OBJECTIVE: Identify the lines that contain the string "Giuseppe" and report only how many there are.

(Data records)
____________
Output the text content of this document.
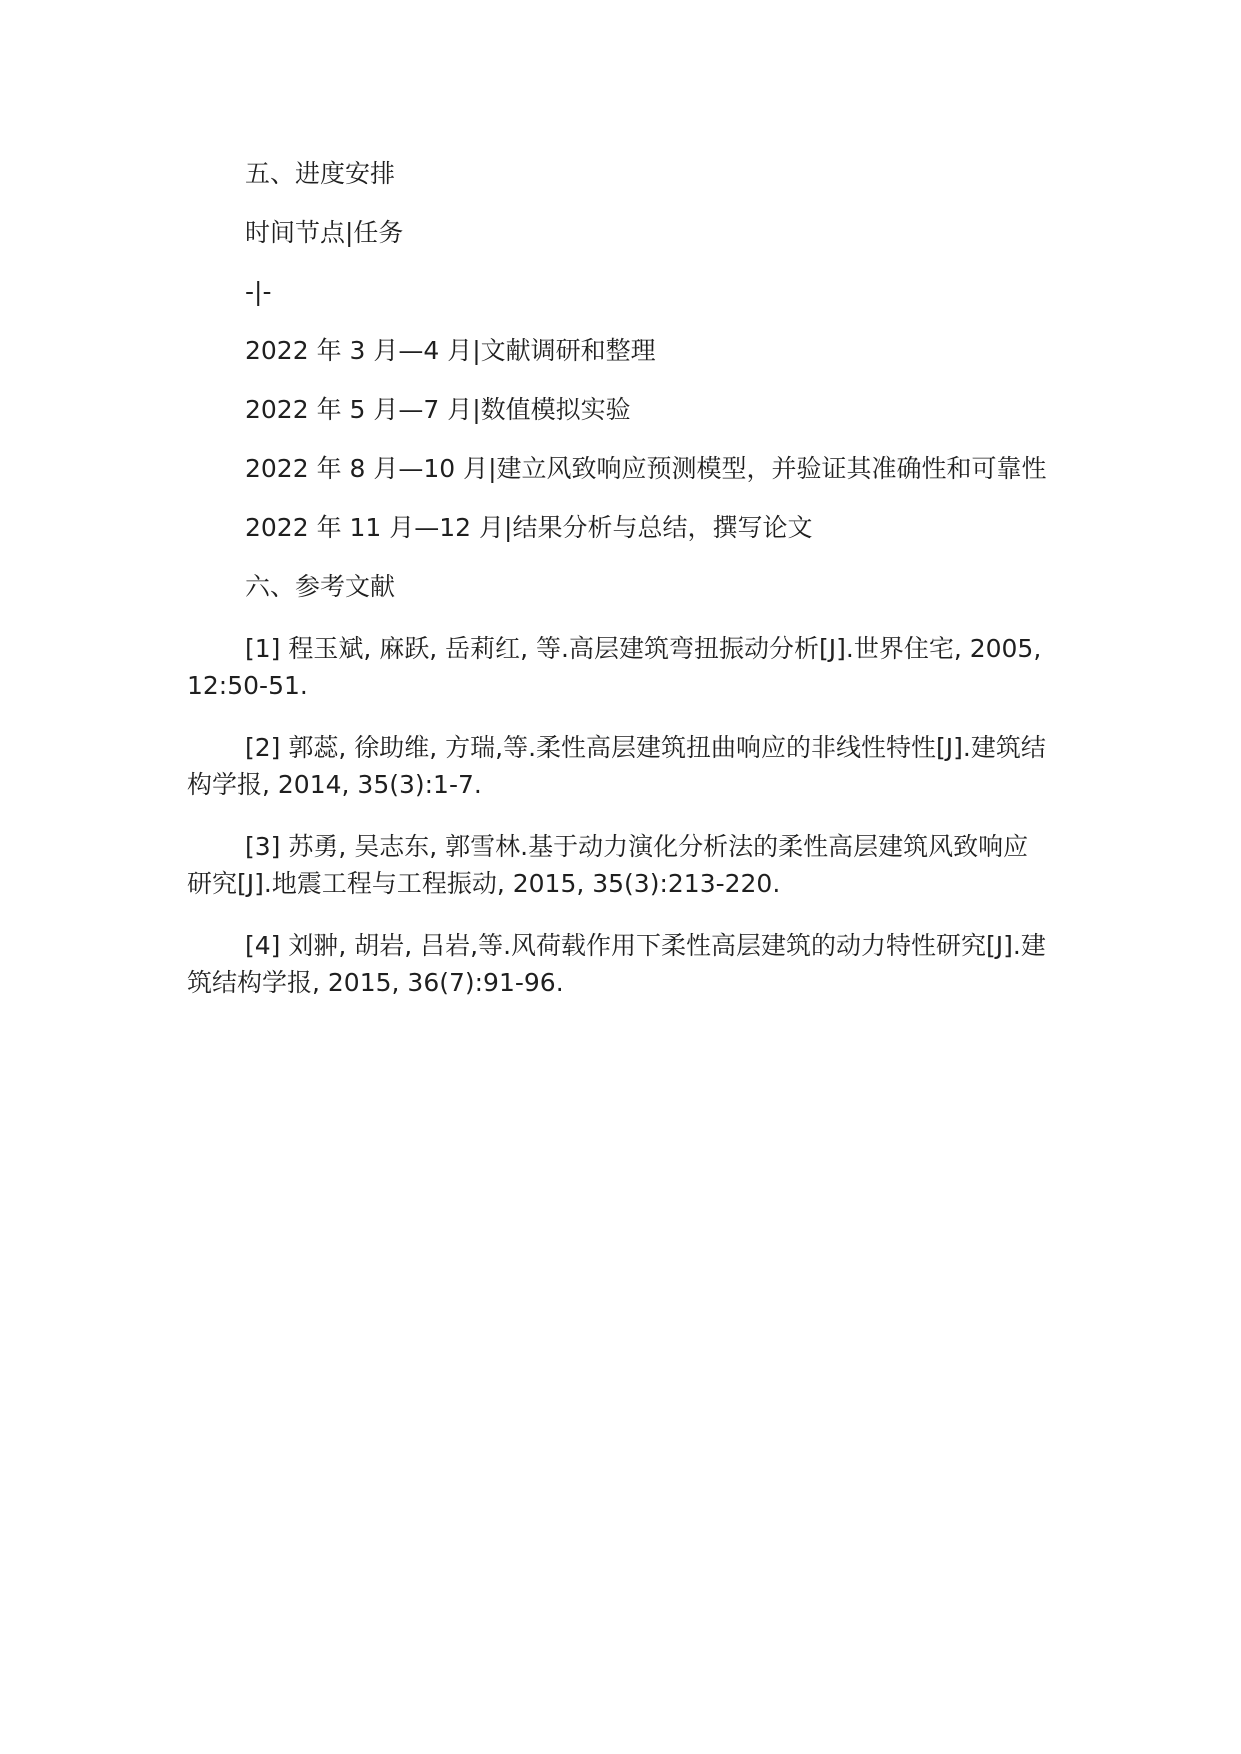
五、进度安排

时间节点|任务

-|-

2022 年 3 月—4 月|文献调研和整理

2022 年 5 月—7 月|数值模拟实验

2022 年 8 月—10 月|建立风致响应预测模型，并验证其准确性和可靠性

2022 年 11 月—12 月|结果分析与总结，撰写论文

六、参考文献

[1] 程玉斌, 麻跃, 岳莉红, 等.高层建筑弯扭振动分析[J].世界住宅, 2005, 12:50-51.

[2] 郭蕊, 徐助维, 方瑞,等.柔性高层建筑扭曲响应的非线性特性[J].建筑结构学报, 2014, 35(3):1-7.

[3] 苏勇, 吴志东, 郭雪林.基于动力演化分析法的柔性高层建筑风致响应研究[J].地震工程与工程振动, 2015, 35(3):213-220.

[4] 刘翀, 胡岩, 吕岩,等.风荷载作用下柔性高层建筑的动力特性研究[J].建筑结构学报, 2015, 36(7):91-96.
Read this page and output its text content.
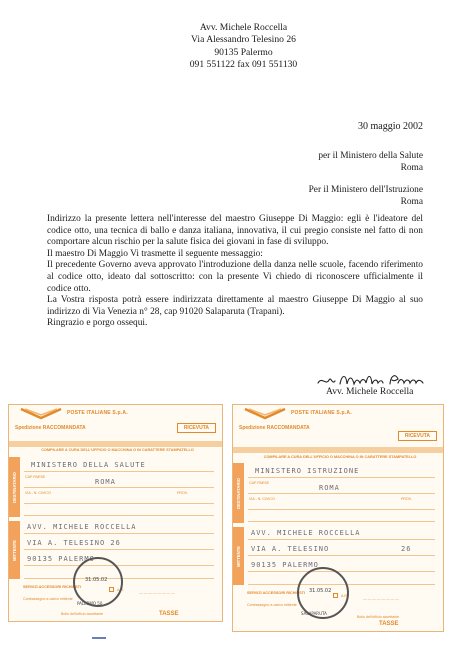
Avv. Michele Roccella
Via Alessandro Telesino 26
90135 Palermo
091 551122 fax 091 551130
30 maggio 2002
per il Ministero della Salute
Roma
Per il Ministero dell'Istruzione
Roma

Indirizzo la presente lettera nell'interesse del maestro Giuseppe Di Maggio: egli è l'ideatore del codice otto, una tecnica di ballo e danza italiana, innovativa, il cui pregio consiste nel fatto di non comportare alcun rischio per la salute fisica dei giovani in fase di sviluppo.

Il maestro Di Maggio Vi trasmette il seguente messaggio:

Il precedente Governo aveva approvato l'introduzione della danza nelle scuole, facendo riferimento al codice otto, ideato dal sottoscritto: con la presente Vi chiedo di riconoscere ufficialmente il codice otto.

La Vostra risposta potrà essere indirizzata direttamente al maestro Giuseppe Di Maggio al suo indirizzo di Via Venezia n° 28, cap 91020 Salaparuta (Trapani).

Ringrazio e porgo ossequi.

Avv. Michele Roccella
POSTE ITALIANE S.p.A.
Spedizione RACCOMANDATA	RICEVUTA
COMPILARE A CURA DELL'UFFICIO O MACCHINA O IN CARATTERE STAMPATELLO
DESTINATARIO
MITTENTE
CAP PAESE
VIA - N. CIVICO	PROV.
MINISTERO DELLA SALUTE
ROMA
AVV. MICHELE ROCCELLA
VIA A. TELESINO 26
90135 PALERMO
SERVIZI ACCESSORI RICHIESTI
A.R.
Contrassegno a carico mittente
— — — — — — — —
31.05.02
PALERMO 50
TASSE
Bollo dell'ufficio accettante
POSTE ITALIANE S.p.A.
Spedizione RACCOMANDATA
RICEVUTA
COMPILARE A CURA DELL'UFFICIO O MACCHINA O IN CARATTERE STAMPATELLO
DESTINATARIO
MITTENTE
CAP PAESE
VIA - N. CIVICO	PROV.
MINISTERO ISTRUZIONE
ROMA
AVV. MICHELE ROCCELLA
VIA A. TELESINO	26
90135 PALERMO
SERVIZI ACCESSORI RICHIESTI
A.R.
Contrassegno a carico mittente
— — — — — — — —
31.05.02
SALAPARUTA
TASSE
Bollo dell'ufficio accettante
____________
EXERCISE OUTPUT: 2